=== Aim ===
Type out the data exactly as given. Skip any image.

=== Listed records ===
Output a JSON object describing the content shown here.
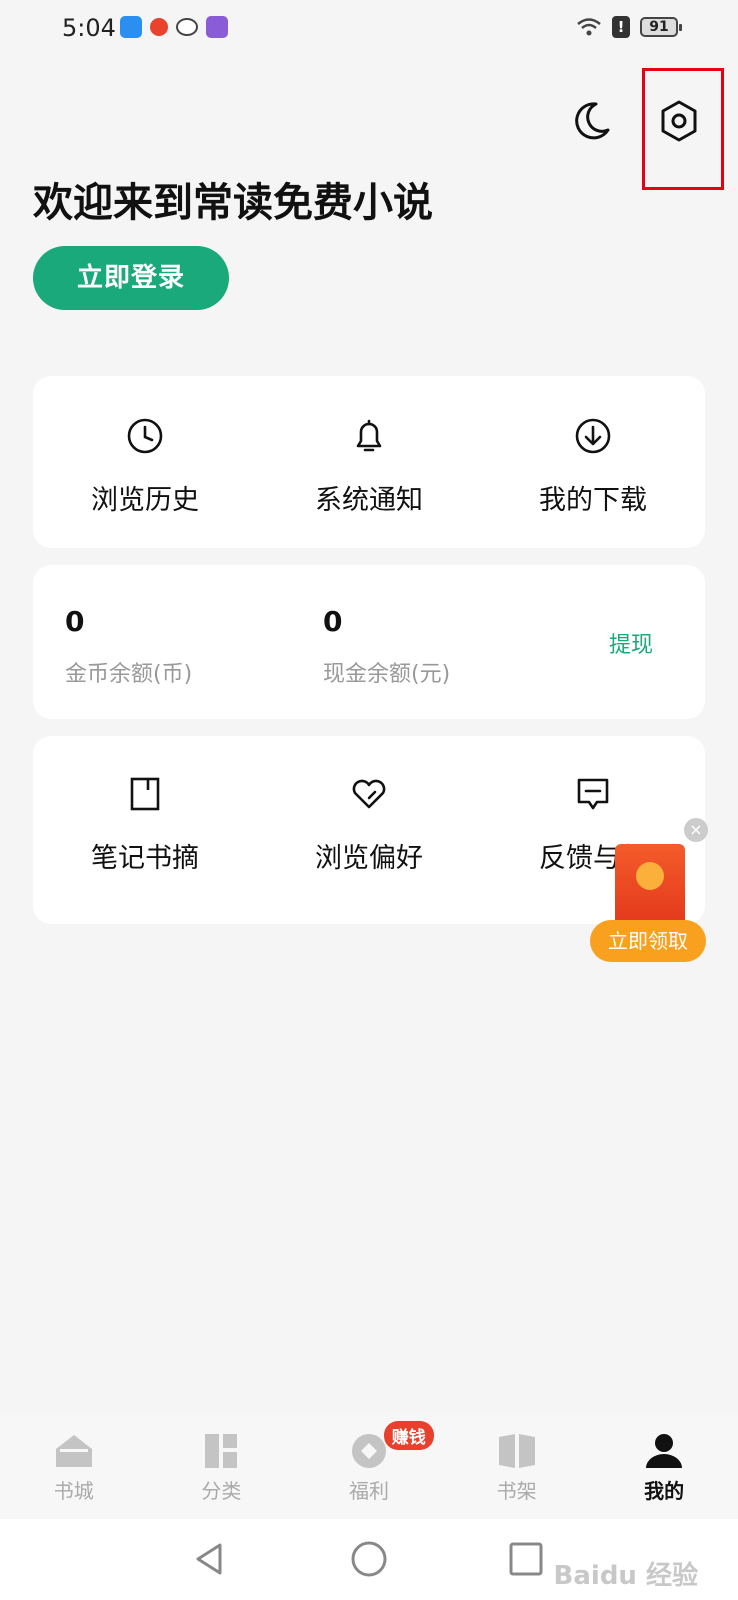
{
  "status_bar": {
    "time": "5:04",
    "battery": "91"
  },
  "header": {
    "welcome_title": "欢迎来到常读免费小说",
    "login_button": "立即登录"
  },
  "quick_actions": [
    {
      "label": "浏览历史",
      "icon": "clock-icon"
    },
    {
      "label": "系统通知",
      "icon": "bell-icon"
    },
    {
      "label": "我的下载",
      "icon": "download-icon"
    }
  ],
  "balance": {
    "coin_value": "0",
    "coin_label": "金币余额(币)",
    "cash_value": "0",
    "cash_label": "现金余额(元)",
    "withdraw": "提现"
  },
  "tools": [
    {
      "label": "笔记书摘",
      "icon": "bookmark-icon"
    },
    {
      "label": "浏览偏好",
      "icon": "heart-icon"
    },
    {
      "label": "反馈与帮",
      "icon": "feedback-icon"
    }
  ],
  "red_packet": {
    "button": "立即领取"
  },
  "bottom_nav": [
    {
      "label": "书城",
      "icon": "home-icon"
    },
    {
      "label": "分类",
      "icon": "category-icon"
    },
    {
      "label": "福利",
      "icon": "welfare-icon",
      "badge": "赚钱"
    },
    {
      "label": "书架",
      "icon": "bookshelf-icon"
    },
    {
      "label": "我的",
      "icon": "profile-icon",
      "active": true
    }
  ],
  "watermark": "Baidu 经验",
  "colors": {
    "accent": "#1aa97a",
    "highlight": "#e60012",
    "badge": "#e8402c"
  }
}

=== The result ===
Output a JSON object describing the content shown here.
{
  "status_bar": {
    "time": "5:04",
    "battery": "91"
  },
  "header": {
    "welcome_title": "欢迎来到常读免费小说",
    "login_button": "立即登录"
  },
  "quick_actions": [
    {
      "label": "浏览历史",
      "icon": "clock-icon"
    },
    {
      "label": "系统通知",
      "icon": "bell-icon"
    },
    {
      "label": "我的下载",
      "icon": "download-icon"
    }
  ],
  "balance": {
    "coin_value": "0",
    "coin_label": "金币余额(币)",
    "cash_value": "0",
    "cash_label": "现金余额(元)",
    "withdraw": "提现"
  },
  "tools": [
    {
      "label": "笔记书摘",
      "icon": "bookmark-icon"
    },
    {
      "label": "浏览偏好",
      "icon": "heart-icon"
    },
    {
      "label": "反馈与帮",
      "icon": "feedback-icon"
    }
  ],
  "red_packet": {
    "button": "立即领取"
  },
  "bottom_nav": [
    {
      "label": "书城",
      "icon": "home-icon"
    },
    {
      "label": "分类",
      "icon": "category-icon"
    },
    {
      "label": "福利",
      "icon": "welfare-icon",
      "badge": "赚钱"
    },
    {
      "label": "书架",
      "icon": "bookshelf-icon"
    },
    {
      "label": "我的",
      "icon": "profile-icon",
      "active": true
    }
  ],
  "watermark": "Baidu 经验",
  "colors": {
    "accent": "#1aa97a",
    "highlight": "#e60012",
    "badge": "#e8402c"
  }
}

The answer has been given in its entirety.